[Stored items]
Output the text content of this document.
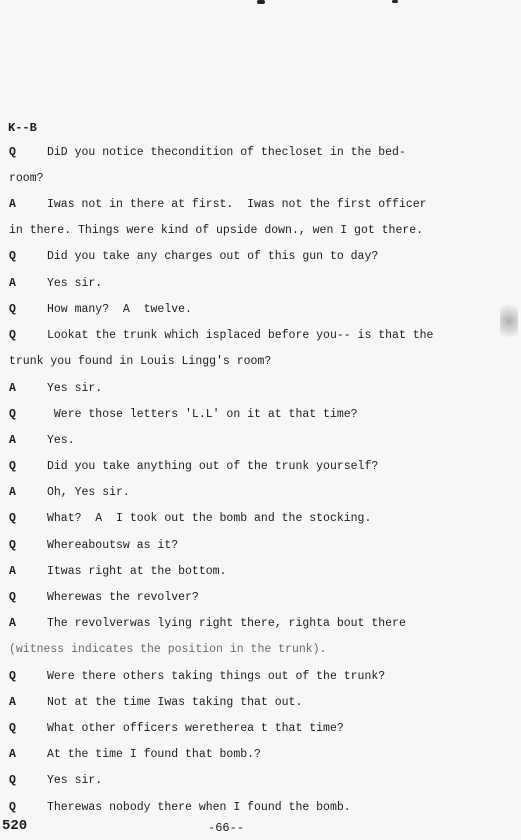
K--B
Q	DiD you notice thecondition of thecloset in the bed-
room?
A	Iwas not in there at first.  Iwas not the first officer
in there. Things were kind of upside down., wen I got there.
Q	Did you take any charges out of this gun to day?
A	Yes sir.
Q	How many?  A  twelve.
Q	Lookat the trunk which isplaced before you-- is that the
trunk you found in Louis Lingg's room?
A	Yes sir.
Q	Were those letters 'L.L' on it at that time?
A	Yes.
Q	Did you take anything out of the trunk yourself?
A	Oh, Yes sir.
Q	What?  A  I took out the bomb and the stocking.
Q	Whereaboutsw as it?
A	Itwas right at the bottom.
Q	Wherewas the revolver?
A	The revolverwas lying right there, righta bout there
(witness indicates the position in the trunk).
Q	Were there others taking things out of the trunk?
A	Not at the time Iwas taking that out.
Q	What other officers weretherea t that time?
A	At the time I found that bomb.?
Q	Yes sir.
Q	Therewas nobody there when I found the bomb.
520	-66--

• Task: Isolate the lines above that contain the word "Iwas" and copy them.

• Solved exercise:
A	Iwas not in there at first.  Iwas not the first officer
A	Not at the time Iwas taking that out.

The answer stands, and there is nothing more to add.